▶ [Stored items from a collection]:
########################################
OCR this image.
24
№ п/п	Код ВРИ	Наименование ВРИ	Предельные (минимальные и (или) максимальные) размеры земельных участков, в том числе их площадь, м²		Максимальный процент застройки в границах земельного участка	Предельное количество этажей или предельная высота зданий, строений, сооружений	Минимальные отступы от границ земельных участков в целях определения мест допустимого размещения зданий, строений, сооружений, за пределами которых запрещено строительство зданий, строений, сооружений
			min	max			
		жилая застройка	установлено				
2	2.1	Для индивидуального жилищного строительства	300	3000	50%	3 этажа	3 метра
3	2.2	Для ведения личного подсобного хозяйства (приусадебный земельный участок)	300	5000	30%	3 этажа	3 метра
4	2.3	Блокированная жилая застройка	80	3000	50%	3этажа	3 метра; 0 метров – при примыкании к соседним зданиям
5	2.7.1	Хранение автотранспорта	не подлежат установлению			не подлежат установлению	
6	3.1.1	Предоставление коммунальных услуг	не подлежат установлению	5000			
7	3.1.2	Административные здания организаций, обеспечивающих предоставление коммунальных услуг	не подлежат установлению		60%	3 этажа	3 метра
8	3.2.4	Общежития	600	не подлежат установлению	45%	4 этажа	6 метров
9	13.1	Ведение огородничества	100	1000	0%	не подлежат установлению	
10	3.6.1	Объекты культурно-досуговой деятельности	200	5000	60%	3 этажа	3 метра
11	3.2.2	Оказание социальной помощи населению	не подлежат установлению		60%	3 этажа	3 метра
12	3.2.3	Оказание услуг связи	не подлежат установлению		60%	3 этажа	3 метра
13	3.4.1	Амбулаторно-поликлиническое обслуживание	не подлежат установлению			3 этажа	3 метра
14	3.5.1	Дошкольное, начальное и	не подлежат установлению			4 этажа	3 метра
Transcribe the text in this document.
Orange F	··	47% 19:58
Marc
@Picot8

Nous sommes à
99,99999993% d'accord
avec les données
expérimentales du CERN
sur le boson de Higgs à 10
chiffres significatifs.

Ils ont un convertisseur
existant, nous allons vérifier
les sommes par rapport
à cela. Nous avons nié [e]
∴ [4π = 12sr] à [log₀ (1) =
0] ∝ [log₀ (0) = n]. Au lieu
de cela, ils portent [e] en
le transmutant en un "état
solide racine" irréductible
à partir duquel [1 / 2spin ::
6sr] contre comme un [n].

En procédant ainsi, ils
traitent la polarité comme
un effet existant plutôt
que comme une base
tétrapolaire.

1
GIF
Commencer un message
########################################
From the data, collect all lines where the string "existant" appears.

existant, nous allons vérifier
un effet existant plutôt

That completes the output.